What you have to do: Output all the material that follows, exactly as given.

Given information:

---

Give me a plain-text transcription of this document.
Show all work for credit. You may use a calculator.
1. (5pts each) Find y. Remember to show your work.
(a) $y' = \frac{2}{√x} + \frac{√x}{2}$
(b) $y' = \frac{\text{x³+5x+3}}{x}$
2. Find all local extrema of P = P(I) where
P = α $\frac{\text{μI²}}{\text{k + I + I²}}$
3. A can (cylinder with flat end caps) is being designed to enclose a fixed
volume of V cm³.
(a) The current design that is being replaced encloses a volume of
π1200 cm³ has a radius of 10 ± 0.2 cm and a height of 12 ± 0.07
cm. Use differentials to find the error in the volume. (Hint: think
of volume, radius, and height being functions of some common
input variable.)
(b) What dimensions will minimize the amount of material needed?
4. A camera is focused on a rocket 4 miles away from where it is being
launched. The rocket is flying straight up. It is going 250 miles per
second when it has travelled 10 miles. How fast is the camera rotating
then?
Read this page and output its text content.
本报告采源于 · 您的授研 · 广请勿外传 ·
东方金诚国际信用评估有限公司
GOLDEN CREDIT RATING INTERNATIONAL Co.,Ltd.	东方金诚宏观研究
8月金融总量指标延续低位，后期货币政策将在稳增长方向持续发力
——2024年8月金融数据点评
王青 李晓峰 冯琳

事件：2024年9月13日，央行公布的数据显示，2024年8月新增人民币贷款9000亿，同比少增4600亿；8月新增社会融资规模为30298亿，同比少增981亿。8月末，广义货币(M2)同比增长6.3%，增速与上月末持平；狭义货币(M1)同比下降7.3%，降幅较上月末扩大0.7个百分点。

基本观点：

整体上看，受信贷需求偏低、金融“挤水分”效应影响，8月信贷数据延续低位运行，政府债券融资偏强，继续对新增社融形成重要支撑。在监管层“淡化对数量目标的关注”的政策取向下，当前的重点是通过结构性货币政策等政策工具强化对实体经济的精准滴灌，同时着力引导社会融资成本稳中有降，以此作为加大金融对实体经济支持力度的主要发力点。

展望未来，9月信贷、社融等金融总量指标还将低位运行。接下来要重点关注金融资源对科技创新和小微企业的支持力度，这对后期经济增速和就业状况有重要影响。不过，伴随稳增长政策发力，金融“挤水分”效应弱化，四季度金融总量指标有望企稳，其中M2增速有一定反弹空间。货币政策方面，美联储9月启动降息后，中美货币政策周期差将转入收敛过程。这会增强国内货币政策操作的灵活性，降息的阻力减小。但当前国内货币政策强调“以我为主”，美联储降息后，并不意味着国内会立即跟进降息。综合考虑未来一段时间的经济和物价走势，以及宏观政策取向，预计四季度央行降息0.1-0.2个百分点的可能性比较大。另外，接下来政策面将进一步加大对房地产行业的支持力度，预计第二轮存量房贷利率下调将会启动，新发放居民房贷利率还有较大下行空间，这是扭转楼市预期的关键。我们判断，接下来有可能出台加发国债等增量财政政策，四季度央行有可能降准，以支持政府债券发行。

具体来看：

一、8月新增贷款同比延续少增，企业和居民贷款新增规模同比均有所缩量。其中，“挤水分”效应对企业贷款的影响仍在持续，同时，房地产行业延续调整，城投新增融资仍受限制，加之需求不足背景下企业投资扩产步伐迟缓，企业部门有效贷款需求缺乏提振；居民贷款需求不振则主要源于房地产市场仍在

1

---

In response:
Give me a plain-text transcription of this document.
Show all work for credit. You may use a calculator.
1. (5pts each) Find y. Remember to show your work.
(a) $y' = \frac{2}{√x} + \frac{√x}{2}$
(b) $y' = \frac{\text{x³+5x+3}}{x}$
2. Find all local extrema of P = P(I) where
P = α $\frac{\text{μI²}}{\text{k + I + I²}}$
3. A can (cylinder with flat end caps) is being designed to enclose a fixed
volume of V cm³.
(a) The current design that is being replaced encloses a volume of
π1200 cm³ has a radius of 10 ± 0.2 cm and a height of 12 ± 0.07
cm. Use differentials to find the error in the volume. (Hint: think
of volume, radius, and height being functions of some common
input variable.)
(b) What dimensions will minimize the amount of material needed?
4. A camera is focused on a rocket 4 miles away from where it is being
launched. The rocket is flying straight up. It is going 250 miles per
second when it has travelled 10 miles. How fast is the camera rotating
then?
Read this page and output its text content.
本报告采源于 · 您的授研 · 广请勿外传 ·
东方金诚国际信用评估有限公司
GOLDEN CREDIT RATING INTERNATIONAL Co.,Ltd.	东方金诚宏观研究
8月金融总量指标延续低位，后期货币政策将在稳增长方向持续发力
——2024年8月金融数据点评
王青 李晓峰 冯琳

事件：2024年9月13日，央行公布的数据显示，2024年8月新增人民币贷款9000亿，同比少增4600亿；8月新增社会融资规模为30298亿，同比少增981亿。8月末，广义货币(M2)同比增长6.3%，增速与上月末持平；狭义货币(M1)同比下降7.3%，降幅较上月末扩大0.7个百分点。

基本观点：

整体上看，受信贷需求偏低、金融“挤水分”效应影响，8月信贷数据延续低位运行，政府债券融资偏强，继续对新增社融形成重要支撑。在监管层“淡化对数量目标的关注”的政策取向下，当前的重点是通过结构性货币政策等政策工具强化对实体经济的精准滴灌，同时着力引导社会融资成本稳中有降，以此作为加大金融对实体经济支持力度的主要发力点。

展望未来，9月信贷、社融等金融总量指标还将低位运行。接下来要重点关注金融资源对科技创新和小微企业的支持力度，这对后期经济增速和就业状况有重要影响。不过，伴随稳增长政策发力，金融“挤水分”效应弱化，四季度金融总量指标有望企稳，其中M2增速有一定反弹空间。货币政策方面，美联储9月启动降息后，中美货币政策周期差将转入收敛过程。这会增强国内货币政策操作的灵活性，降息的阻力减小。但当前国内货币政策强调“以我为主”，美联储降息后，并不意味着国内会立即跟进降息。综合考虑未来一段时间的经济和物价走势，以及宏观政策取向，预计四季度央行降息0.1-0.2个百分点的可能性比较大。另外，接下来政策面将进一步加大对房地产行业的支持力度，预计第二轮存量房贷利率下调将会启动，新发放居民房贷利率还有较大下行空间，这是扭转楼市预期的关键。我们判断，接下来有可能出台加发国债等增量财政政策，四季度央行有可能降准，以支持政府债券发行。

具体来看：

一、8月新增贷款同比延续少增，企业和居民贷款新增规模同比均有所缩量。其中，“挤水分”效应对企业贷款的影响仍在持续，同时，房地产行业延续调整，城投新增融资仍受限制，加之需求不足背景下企业投资扩产步伐迟缓，企业部门有效贷款需求缺乏提振；居民贷款需求不振则主要源于房地产市场仍在

1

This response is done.